Of all the lines here, how many include the string "strisce"? Answer with the number only.

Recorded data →
▽

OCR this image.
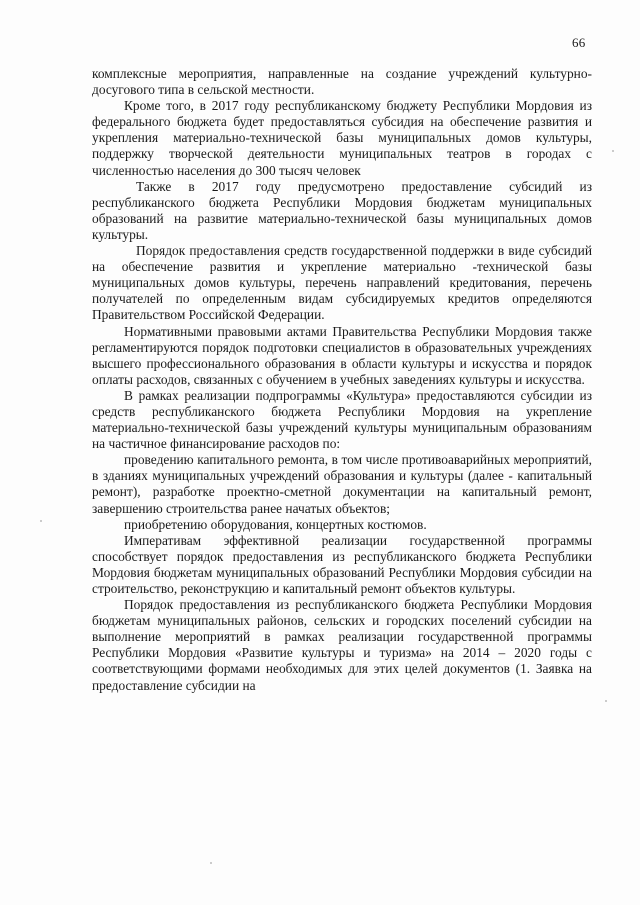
66

комплексные мероприятия, направленные на создание учреждений культурно-досугового типа в сельской местности.

Кроме того, в 2017 году республиканскому бюджету Республики Мордовия из федерального бюджета будет предоставляться субсидия на обеспечение развития и укрепления материально-технической базы муниципальных домов культуры, поддержку творческой деятельности муниципальных театров в городах с численностью населения до 300 тысяч человек

Также в 2017 году предусмотрено предоставление субсидий из республиканского бюджета Республики Мордовия бюджетам муниципальных образований на развитие материально-технической базы муниципальных домов культуры.

Порядок предоставления средств государственной поддержки в виде субсидий на обеспечение развития и укрепление материально -технической базы муниципальных домов культуры, перечень направлений кредитования, перечень получателей по определенным видам субсидируемых кредитов определяются Правительством Российской Федерации.

Нормативными правовыми актами Правительства Республики Мордовия также регламентируются порядок подготовки специалистов в образовательных учреждениях высшего профессионального образования в области культуры и искусства и порядок оплаты расходов, связанных с обучением в учебных заведениях культуры и искусства.

В рамках реализации подпрограммы «Культура» предоставляются субсидии из средств республиканского бюджета Республики Мордовия на укрепление материально-технической базы учреждений культуры муниципальным образованиям на частичное финансирование расходов по:

проведению капитального ремонта, в том числе противоаварийных мероприятий, в зданиях муниципальных учреждений образования и культуры (далее - капитальный ремонт), разработке проектно-сметной документации на капитальный ремонт, завершению строительства ранее начатых объектов;

приобретению оборудования, концертных костюмов.

Императивам эффективной реализации государственной программы способствует порядок предоставления из республиканского бюджета Республики Мордовия бюджетам муниципальных образований Республики Мордовия субсидии на строительство, реконструкцию и капитальный ремонт объектов культуры.

Порядок предоставления из республиканского бюджета Республики Мордовия бюджетам муниципальных районов, сельских и городских поселений субсидии на выполнение мероприятий в рамках реализации государственной программы Республики Мордовия «Развитие культуры и туризма» на 2014 – 2020 годы с соответствующими формами необходимых для этих целей документов (1. Заявка на предоставление субсидии на
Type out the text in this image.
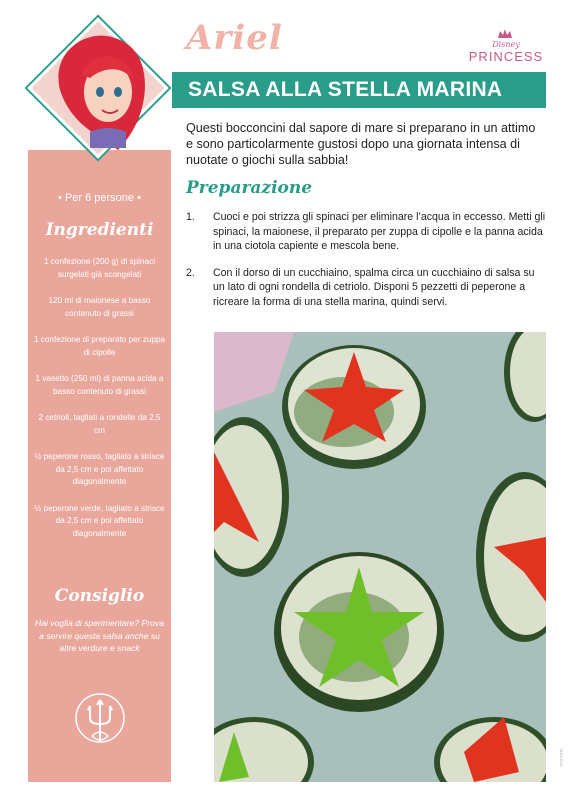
Ariel	Disney
PRINCESS
SALSA ALLA STELLA MARINA
• Per 6 persone •
Ingredienti
1 confezione (200 g) di spinaci surgelati già scongelati
120 ml di maionese a basso contenuto di grassi
1 confezione di preparato per zuppa di cipolle
1 vasetto (250 ml) di panna acida a basso contenuto di grassi
2 cetrioli, tagliati a rondelle da 2,5 cm
½ peperone rosso, tagliato a strisce da 2,5 cm e poi affettato diagonalmente
½ peperone verde, tagliato a strisce da 2,5 cm e poi affettato diagonalmente
Consiglio
Hai voglia di sperimentare? Prova a servire questa salsa anche su altre verdure e snack
Questi bocconcini dal sapore di mare si preparano in un attimo e sono particolarmente gustosi dopo una giornata intensa di nuotate o giochi sulla sabbia!
Preparazione
1.	Cuoci e poi strizza gli spinaci per eliminare l’acqua in eccesso. Metti gli spinaci, la maionese, il preparato per zuppa di cipolle e la panna acida in una ciotola capiente e mescola bene.
2.	Con il dorso di un cucchiaino, spalma circa un cucchiaino di salsa su un lato di ogni rondella di cetriolo. Disponi 5 pezzetti di peperone a ricreare la forma di una stella marina, quindi servi.
DISCOOK
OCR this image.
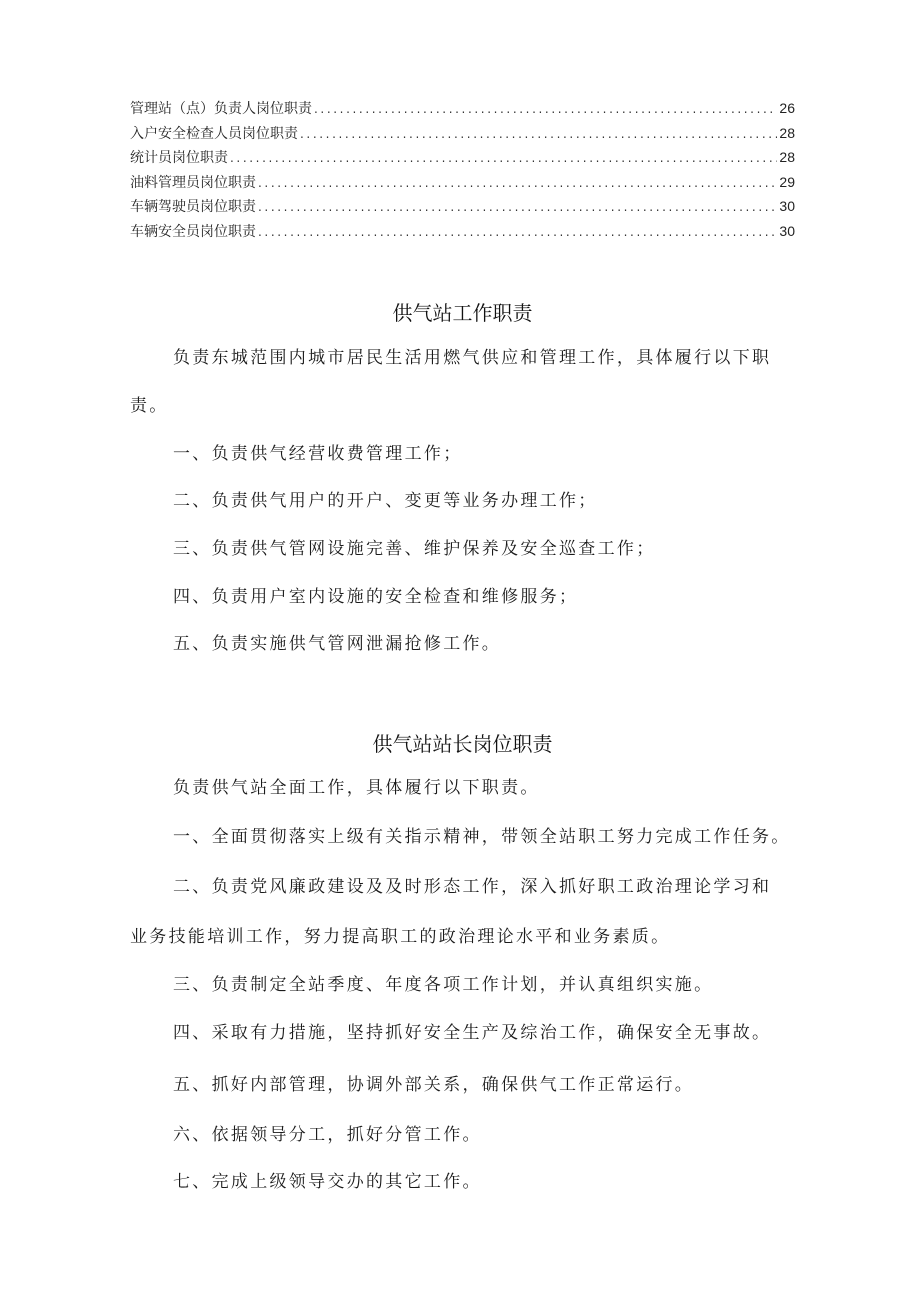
管理站（点）负责人岗位职责 .....	26
入户安全检查人员岗位职责 .....	28
统计员岗位职责 .....	28
油料管理员岗位职责 .....	29
车辆驾驶员岗位职责 .....	30
车辆安全员岗位职责 .....	30
供气站工作职责
负责东城范围内城市居民生活用燃气供应和管理工作，具体履行以下职
责。
一、负责供气经营收费管理工作；
二、负责供气用户的开户、变更等业务办理工作；
三、负责供气管网设施完善、维护保养及安全巡查工作；
四、负责用户室内设施的安全检查和维修服务；
五、负责实施供气管网泄漏抢修工作。
供气站站长岗位职责
负责供气站全面工作，具体履行以下职责。
一、全面贯彻落实上级有关指示精神，带领全站职工努力完成工作任务。
二、负责党风廉政建设及及时形态工作，深入抓好职工政治理论学习和
业务技能培训工作，努力提高职工的政治理论水平和业务素质。
三、负责制定全站季度、年度各项工作计划，并认真组织实施。
四、采取有力措施，坚持抓好安全生产及综治工作，确保安全无事故。
五、抓好内部管理，协调外部关系，确保供气工作正常运行。
六、依据领导分工，抓好分管工作。
七、完成上级领导交办的其它工作。
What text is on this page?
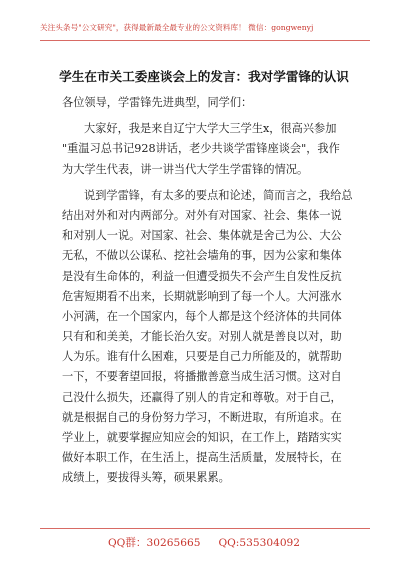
关注头条号"公文研究"，获得最新最全最专业的公文资料库！ 微信：gongwenyj
学生在市关工委座谈会上的发言：我对学雷锋的认识
各位领导，学雷锋先进典型，同学们：
大家好，我是来自辽宁大学大三学生x，很高兴参加
"重温习总书记928讲话，老少共谈学雷锋座谈会"，我作
为大学生代表，讲一讲当代大学生学雷锋的情况。
说到学雷锋，有太多的要点和论述，简而言之，我给总
结出对外和对内两部分。对外有对国家、社会、集体一说
和对别人一说。对国家、社会、集体就是舍己为公、大公
无私，不做以公谋私、挖社会墙角的事，因为公家和集体
是没有生命体的，利益一但遭受损失不会产生自发性反抗
危害短期看不出来，长期就影响到了每一个人。大河涨水
小河满，在一个国家内，每个人都是这个经济体的共同体
只有和和美美，才能长治久安。对别人就是善良以对，助
人为乐。谁有什么困难，只要是自己力所能及的，就帮助
一下，不要奢望回报，将播撒善意当成生活习惯。这对自
己没什么损失，还赢得了别人的肯定和尊敬。对于自己，
就是根据自己的身份努力学习，不断进取，有所追求。在
学业上，就要掌握应知应会的知识，在工作上，踏踏实实
做好本职工作，在生活上，提高生活质量，发展特长，在
成绩上，要拔得头筹，硕果累累。
QQ群：30265665 QQ:535304092
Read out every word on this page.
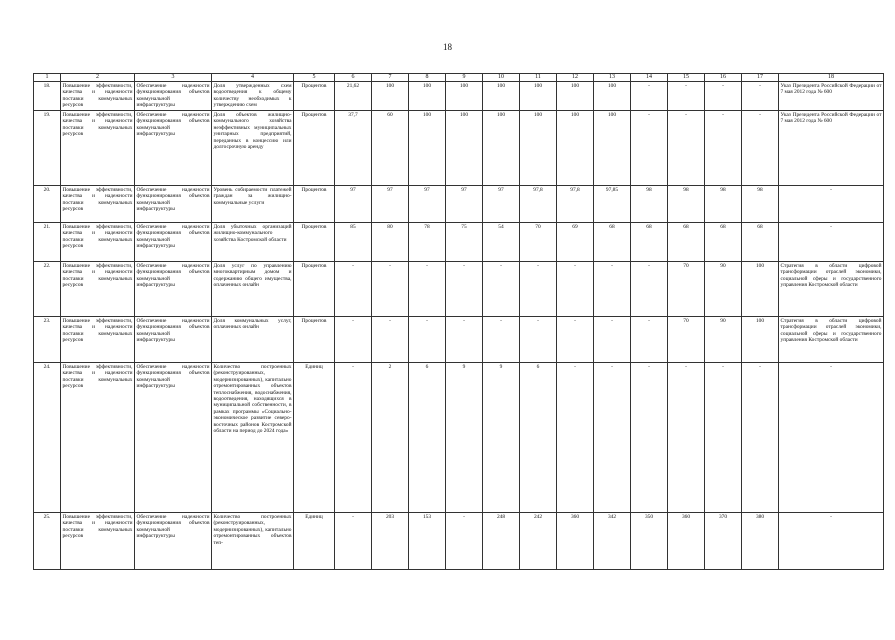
18
1	2	3	4	5	6	7	8	9	10	11	12	13	14	15	16	17	18
18.	Повышение эффективности, качества и надежности поставки коммунальных ресурсов	Обеспечение надежности функционирования объектов коммунальной инфраструктуры	Доля утвержденных схем водоотведения к общему количеству необходимых к утверждению схем	Процентов	21,62	100	100	100	100	100	100	100	-	-	-	-	Указ Президента Российской Федерации от 7 мая 2012 года № 600
19.	Повышение эффективности, качества и надежности поставки коммунальных ресурсов	Обеспечение надежности функционирования объектов коммунальной инфраструктуры	Доля объектов жилищно-коммунального хозяйства неэффективных муниципальных унитарных предприятий, переданных в концессию или долгосрочную аренду	Процентов	37,7	60	100	100	100	100	100	100	-	-	-	-	Указ Президента Российской Федерации от 7 мая 2012 года № 600
20.	Повышение эффективности, качества и надежности поставки коммунальных ресурсов	Обеспечение надежности функционирования объектов коммунальной инфраструктуры	Уровень собираемости платежей граждан за жилищно-коммунальные услуги	Процентов	97	97	97	97	97	97,8	97,8	97,85	98	98	98	98	-
21.	Повышение эффективности, качества и надежности поставки коммунальных ресурсов	Обеспечение надежности функционирования объектов коммунальной инфраструктуры	Доля убыточных организаций жилищно-коммунального хозяйства Костромской области	Процентов	85	80	78	75	54	70	69	68	68	68	68	68	-
22.	Повышение эффективности, качества и надежности поставки коммунальных ресурсов	Обеспечение надежности функционирования объектов коммунальной инфраструктуры	Доля услуг по управлению многоквартирным домом и содержанию общего имущества, оплаченных онлайн	Процентов	-	-	-	-	-	-	-	-	-	70	90	100	Стратегия в области цифровой трансформации отраслей экономики, социальной сферы и государственного управления Костромской области
23.	Повышение эффективности, качества и надежности поставки коммунальных ресурсов	Обеспечение надежности функционирования объектов коммунальной инфраструктуры	Доля коммунальных услуг, оплаченных онлайн	Процентов	-	-	-	-	-	-	-	-	-	70	90	100	Стратегия в области цифровой трансформации отраслей экономики, социальной сферы и государственного управления Костромской области
24.	Повышение эффективности, качества и надежности поставки коммунальных ресурсов	Обеспечение надежности функционирования объектов коммунальной инфраструктуры	Количество построенных (реконструированных, модернизированных), капитально отремонтированных объектов теплоснабжения, водоснабжения, водоотведения, находящихся в муниципальной собственности, в рамках программы «Социально-экономическое развитие северо-восточных районов Костромской области на период до 2024 года»	Единиц	-	2	6	9	9	6	-	-	-	-	-	-	-
25.	Повышение эффективности, качества и надежности поставки коммунальных ресурсов	Обеспечение надежности функционирования объектов коммунальной инфраструктуры	Количество построенных (реконструированных, модернизированных), капитально отремонтированных объектов теп-	Единиц	-	203	153	-	248	242	360	342	350	360	370	380	-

△

RESULT OF THE EXERCISE → 2